§ Exercise task
Quote each record exactly, please, leaving none out.

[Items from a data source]
•••••

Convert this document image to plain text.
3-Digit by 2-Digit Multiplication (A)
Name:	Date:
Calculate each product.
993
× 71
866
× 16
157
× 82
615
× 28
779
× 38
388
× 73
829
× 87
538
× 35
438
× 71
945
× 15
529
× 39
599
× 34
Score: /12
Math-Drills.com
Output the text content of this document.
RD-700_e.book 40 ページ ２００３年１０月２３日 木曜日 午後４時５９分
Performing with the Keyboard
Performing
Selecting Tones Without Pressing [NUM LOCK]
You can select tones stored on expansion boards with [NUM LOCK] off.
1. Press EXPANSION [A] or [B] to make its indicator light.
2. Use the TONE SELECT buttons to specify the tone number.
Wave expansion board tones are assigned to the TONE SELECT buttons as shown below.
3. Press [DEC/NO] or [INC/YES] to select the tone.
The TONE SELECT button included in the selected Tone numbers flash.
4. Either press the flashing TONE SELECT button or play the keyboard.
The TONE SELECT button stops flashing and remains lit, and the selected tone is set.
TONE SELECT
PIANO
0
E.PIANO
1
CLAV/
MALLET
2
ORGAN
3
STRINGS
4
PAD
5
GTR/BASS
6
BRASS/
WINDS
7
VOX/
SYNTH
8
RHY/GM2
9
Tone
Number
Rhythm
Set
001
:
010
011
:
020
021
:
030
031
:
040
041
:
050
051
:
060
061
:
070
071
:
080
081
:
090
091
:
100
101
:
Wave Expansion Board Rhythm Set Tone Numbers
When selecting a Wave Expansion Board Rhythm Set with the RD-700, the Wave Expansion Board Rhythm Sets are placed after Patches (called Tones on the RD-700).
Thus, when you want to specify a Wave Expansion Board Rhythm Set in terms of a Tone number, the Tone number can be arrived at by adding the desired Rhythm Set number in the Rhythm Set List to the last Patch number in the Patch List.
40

•••••

§ Complete output
Convert this document image to plain text.
3-Digit by 2-Digit Multiplication (A)
Name:	Date:
Calculate each product.
993
× 71
866
× 16
157
× 82
615
× 28
779
× 38
388
× 73
829
× 87
538
× 35
438
× 71
945
× 15
529
× 39
599
× 34
Score: /12
Math-Drills.com
Output the text content of this document.
RD-700_e.book 40 ページ ２００３年１０月２３日 木曜日 午後４時５９分
Performing with the Keyboard
Performing
Selecting Tones Without Pressing [NUM LOCK]
You can select tones stored on expansion boards with [NUM LOCK] off.
1. Press EXPANSION [A] or [B] to make its indicator light.
2. Use the TONE SELECT buttons to specify the tone number.
Wave expansion board tones are assigned to the TONE SELECT buttons as shown below.
3. Press [DEC/NO] or [INC/YES] to select the tone.
The TONE SELECT button included in the selected Tone numbers flash.
4. Either press the flashing TONE SELECT button or play the keyboard.
The TONE SELECT button stops flashing and remains lit, and the selected tone is set.
TONE SELECT
PIANO
0
E.PIANO
1
CLAV/
MALLET
2
ORGAN
3
STRINGS
4
PAD
5
GTR/BASS
6
BRASS/
WINDS
7
VOX/
SYNTH
8
RHY/GM2
9
Tone
Number
Rhythm
Set
001
:
010
011
:
020
021
:
030
031
:
040
041
:
050
051
:
060
061
:
070
071
:
080
081
:
090
091
:
100
101
:
Wave Expansion Board Rhythm Set Tone Numbers
When selecting a Wave Expansion Board Rhythm Set with the RD-700, the Wave Expansion Board Rhythm Sets are placed after Patches (called Tones on the RD-700).
Thus, when you want to specify a Wave Expansion Board Rhythm Set in terms of a Tone number, the Tone number can be arrived at by adding the desired Rhythm Set number in the Rhythm Set List to the last Patch number in the Patch List.
40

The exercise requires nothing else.